### PROMPT
From the listing below, extract every line in which the word "calculated" appears.

(Entries from a dataset)
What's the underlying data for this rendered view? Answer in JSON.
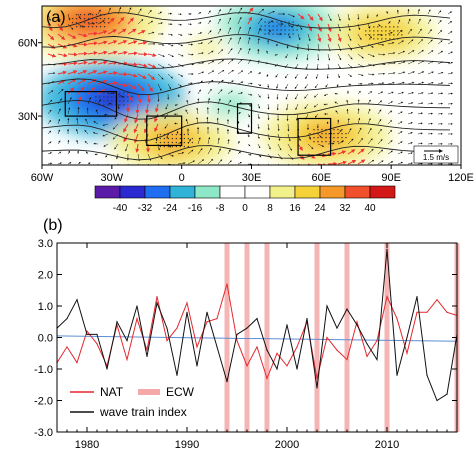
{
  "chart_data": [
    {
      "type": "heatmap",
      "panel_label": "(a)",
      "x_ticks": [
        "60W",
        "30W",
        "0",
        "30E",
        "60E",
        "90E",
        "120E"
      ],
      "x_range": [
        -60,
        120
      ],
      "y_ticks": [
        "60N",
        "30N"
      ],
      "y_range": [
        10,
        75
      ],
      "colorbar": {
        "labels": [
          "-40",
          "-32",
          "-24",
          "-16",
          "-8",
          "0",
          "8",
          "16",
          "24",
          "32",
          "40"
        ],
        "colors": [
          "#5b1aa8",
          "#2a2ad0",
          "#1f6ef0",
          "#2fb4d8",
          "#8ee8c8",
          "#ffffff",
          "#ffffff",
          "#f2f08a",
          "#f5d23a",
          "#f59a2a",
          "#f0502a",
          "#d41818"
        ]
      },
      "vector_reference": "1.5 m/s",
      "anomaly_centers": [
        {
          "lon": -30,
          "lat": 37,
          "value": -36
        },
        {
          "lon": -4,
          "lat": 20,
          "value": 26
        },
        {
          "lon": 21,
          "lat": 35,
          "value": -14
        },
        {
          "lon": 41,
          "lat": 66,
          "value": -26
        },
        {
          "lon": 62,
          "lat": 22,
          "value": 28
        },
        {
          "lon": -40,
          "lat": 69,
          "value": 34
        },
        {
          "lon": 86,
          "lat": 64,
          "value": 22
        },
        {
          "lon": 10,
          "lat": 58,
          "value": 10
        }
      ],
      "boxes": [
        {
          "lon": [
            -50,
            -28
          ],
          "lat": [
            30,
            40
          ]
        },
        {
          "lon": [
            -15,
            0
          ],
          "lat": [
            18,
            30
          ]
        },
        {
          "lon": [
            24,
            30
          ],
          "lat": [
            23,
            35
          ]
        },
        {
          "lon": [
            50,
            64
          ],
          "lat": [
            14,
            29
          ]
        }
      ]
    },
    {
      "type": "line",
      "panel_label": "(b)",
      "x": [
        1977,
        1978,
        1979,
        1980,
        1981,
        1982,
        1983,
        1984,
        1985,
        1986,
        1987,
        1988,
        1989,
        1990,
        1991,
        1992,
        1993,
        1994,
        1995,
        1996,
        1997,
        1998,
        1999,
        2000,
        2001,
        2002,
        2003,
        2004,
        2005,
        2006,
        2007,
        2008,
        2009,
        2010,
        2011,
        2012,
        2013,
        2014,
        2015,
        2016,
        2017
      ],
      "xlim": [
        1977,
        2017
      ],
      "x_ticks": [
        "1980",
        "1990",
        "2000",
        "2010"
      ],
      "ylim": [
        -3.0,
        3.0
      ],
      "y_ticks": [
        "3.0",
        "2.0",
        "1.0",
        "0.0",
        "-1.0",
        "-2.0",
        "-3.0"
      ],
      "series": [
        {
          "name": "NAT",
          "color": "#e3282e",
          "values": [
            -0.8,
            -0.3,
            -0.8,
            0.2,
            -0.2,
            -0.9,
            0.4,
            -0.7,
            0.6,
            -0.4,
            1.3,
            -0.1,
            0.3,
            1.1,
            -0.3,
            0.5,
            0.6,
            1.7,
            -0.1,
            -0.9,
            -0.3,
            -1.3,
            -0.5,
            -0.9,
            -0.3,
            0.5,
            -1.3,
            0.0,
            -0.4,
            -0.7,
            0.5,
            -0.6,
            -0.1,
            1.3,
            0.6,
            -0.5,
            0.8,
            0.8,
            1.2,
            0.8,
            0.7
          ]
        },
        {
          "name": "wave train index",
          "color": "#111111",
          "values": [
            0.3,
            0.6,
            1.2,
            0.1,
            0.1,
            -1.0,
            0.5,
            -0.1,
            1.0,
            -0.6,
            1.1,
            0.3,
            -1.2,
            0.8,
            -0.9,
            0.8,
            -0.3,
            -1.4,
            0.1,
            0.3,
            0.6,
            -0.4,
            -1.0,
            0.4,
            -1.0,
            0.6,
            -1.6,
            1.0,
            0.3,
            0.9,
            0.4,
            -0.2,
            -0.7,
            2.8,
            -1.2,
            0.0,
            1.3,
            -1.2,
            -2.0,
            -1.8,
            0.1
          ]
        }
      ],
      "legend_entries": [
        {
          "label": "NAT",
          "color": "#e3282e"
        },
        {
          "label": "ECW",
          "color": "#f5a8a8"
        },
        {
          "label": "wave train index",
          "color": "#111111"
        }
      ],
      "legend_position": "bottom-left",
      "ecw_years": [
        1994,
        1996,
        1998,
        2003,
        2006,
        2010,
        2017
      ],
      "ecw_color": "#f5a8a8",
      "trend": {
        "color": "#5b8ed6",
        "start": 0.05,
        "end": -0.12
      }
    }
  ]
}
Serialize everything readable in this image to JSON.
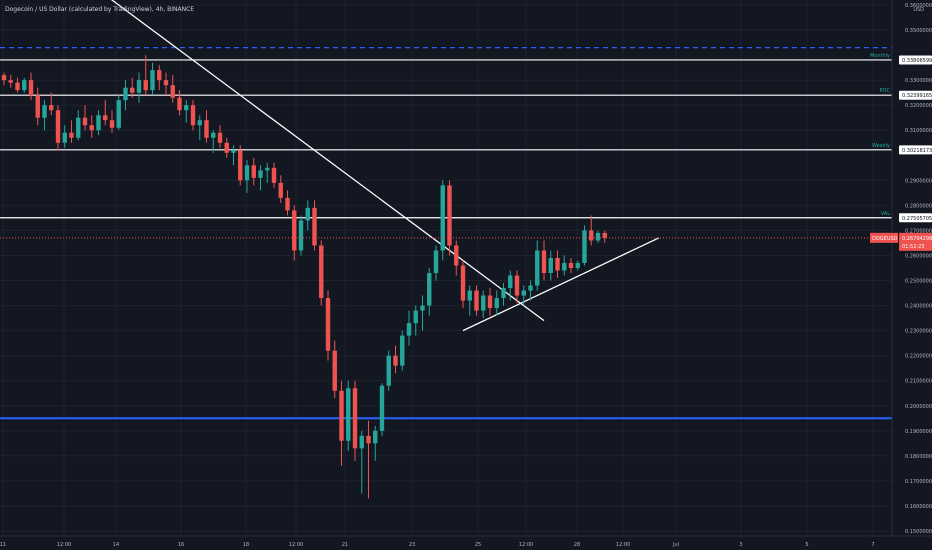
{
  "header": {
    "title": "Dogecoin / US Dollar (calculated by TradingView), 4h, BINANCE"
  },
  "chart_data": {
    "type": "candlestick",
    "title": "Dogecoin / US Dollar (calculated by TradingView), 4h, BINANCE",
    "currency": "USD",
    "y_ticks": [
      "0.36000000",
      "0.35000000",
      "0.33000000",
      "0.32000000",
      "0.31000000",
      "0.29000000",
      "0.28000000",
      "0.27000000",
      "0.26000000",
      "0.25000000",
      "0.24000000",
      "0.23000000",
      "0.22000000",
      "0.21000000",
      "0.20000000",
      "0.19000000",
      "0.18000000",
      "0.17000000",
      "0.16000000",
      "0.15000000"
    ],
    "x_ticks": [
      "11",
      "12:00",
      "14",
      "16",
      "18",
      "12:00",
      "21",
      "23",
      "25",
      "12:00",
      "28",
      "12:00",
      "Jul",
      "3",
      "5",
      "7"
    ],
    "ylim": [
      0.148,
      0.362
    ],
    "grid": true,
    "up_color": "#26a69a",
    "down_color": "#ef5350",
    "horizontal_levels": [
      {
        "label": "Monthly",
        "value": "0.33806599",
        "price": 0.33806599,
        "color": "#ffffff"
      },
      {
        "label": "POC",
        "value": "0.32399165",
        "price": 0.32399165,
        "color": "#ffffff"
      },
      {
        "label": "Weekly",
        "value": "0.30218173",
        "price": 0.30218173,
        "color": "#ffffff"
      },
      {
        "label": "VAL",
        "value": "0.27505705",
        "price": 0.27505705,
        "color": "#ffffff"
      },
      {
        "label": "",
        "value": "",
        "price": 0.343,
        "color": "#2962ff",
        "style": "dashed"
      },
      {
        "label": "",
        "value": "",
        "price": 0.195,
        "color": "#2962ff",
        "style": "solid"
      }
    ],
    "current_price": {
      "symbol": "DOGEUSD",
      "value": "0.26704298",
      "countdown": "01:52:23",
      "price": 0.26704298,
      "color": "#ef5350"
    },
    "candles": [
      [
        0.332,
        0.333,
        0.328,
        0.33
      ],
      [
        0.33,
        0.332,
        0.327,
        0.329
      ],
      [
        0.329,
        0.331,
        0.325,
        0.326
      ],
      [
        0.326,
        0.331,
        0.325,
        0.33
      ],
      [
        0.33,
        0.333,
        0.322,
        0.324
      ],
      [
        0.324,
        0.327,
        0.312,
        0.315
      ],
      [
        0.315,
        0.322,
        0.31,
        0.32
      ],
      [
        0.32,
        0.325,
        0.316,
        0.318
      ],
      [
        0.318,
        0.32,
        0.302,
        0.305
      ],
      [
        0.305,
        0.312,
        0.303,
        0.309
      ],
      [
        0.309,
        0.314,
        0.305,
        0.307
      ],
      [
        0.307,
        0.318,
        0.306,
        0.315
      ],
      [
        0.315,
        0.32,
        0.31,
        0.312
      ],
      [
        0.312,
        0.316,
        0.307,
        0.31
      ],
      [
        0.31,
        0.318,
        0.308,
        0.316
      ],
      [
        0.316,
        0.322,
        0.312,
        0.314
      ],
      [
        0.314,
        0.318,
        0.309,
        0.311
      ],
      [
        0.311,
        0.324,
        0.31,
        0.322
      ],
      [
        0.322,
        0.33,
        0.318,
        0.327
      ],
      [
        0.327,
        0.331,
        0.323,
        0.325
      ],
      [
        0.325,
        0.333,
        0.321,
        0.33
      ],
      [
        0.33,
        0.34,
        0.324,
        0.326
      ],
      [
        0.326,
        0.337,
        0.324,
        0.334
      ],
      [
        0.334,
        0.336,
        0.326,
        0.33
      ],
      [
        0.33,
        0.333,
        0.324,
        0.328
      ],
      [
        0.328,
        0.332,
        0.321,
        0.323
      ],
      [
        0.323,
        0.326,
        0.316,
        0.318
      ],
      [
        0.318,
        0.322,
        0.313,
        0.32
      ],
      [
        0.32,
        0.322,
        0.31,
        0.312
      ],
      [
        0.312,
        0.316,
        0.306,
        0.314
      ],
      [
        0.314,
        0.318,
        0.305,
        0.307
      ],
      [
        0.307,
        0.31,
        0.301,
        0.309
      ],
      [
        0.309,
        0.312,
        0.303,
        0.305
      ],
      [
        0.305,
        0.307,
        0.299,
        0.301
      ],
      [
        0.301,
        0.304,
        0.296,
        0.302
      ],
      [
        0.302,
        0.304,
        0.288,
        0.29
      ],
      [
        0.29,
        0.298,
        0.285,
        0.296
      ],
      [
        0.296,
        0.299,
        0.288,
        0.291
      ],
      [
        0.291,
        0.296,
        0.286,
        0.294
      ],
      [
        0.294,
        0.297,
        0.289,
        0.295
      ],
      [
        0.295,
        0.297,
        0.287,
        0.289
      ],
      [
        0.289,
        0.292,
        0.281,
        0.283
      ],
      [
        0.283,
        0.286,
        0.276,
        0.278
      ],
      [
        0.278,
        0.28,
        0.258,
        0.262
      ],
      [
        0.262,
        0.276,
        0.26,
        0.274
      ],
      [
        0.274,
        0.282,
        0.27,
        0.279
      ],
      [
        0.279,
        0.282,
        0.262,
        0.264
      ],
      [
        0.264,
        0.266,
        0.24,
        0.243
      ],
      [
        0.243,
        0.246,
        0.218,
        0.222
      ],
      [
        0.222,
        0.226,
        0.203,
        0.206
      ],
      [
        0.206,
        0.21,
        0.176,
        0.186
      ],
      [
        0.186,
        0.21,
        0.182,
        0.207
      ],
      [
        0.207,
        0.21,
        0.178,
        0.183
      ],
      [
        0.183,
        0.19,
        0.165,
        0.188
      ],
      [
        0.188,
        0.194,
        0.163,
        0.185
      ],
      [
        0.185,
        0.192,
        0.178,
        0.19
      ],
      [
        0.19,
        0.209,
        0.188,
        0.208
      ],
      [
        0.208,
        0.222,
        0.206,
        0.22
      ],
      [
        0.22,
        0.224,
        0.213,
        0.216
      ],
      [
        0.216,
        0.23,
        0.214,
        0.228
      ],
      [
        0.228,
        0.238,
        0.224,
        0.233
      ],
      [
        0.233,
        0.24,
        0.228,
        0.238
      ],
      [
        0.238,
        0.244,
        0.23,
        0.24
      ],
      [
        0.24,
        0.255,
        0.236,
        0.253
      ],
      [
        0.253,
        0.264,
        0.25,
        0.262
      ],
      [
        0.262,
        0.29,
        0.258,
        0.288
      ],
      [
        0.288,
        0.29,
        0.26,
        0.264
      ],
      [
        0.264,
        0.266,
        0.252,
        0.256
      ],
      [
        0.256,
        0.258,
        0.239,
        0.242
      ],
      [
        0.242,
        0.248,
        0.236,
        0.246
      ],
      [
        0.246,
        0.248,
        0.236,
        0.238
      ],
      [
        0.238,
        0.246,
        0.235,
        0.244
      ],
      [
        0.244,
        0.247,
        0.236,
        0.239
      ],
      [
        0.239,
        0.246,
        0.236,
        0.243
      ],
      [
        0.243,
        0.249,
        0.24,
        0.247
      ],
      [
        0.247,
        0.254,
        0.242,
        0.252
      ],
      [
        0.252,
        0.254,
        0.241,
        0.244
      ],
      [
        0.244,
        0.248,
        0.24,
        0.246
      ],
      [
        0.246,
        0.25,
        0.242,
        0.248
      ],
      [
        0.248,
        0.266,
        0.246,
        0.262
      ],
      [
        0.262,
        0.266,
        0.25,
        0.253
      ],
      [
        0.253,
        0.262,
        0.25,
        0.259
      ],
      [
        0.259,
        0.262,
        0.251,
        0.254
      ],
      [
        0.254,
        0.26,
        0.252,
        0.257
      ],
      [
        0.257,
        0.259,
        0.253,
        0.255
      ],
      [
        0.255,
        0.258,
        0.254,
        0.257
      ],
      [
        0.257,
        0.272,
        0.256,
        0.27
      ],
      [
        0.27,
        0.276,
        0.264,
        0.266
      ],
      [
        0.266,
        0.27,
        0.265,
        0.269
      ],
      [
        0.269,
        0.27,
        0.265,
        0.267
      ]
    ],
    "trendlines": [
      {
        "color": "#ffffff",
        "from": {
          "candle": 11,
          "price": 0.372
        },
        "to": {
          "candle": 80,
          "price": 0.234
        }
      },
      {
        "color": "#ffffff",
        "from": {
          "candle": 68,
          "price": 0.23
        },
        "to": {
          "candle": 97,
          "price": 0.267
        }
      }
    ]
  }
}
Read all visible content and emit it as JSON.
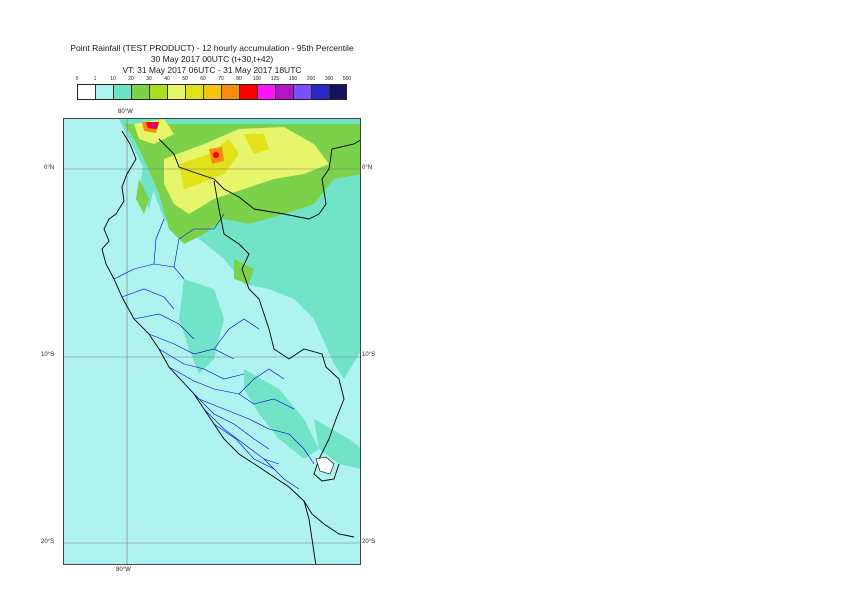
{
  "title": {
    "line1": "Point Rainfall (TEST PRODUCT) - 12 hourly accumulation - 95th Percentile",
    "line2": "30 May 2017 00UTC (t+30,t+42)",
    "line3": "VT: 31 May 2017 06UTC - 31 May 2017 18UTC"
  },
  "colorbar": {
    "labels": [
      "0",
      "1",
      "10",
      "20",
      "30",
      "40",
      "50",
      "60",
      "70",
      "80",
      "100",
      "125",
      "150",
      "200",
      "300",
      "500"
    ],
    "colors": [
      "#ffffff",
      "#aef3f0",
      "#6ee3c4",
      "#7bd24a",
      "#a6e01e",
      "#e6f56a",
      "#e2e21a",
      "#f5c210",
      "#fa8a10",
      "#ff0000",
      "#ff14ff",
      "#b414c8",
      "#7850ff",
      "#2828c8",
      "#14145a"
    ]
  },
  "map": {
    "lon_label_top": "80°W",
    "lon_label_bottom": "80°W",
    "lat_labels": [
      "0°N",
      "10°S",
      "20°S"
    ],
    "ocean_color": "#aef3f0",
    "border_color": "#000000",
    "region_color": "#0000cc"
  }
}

### FINAL RESULT
    "title": "Dogecoin / US Dollar (calculated by TradingView), 4h, BINANCE"
    "title": "Dogecoin / US Dollar (calculated by TradingView), 4h, BINANCE",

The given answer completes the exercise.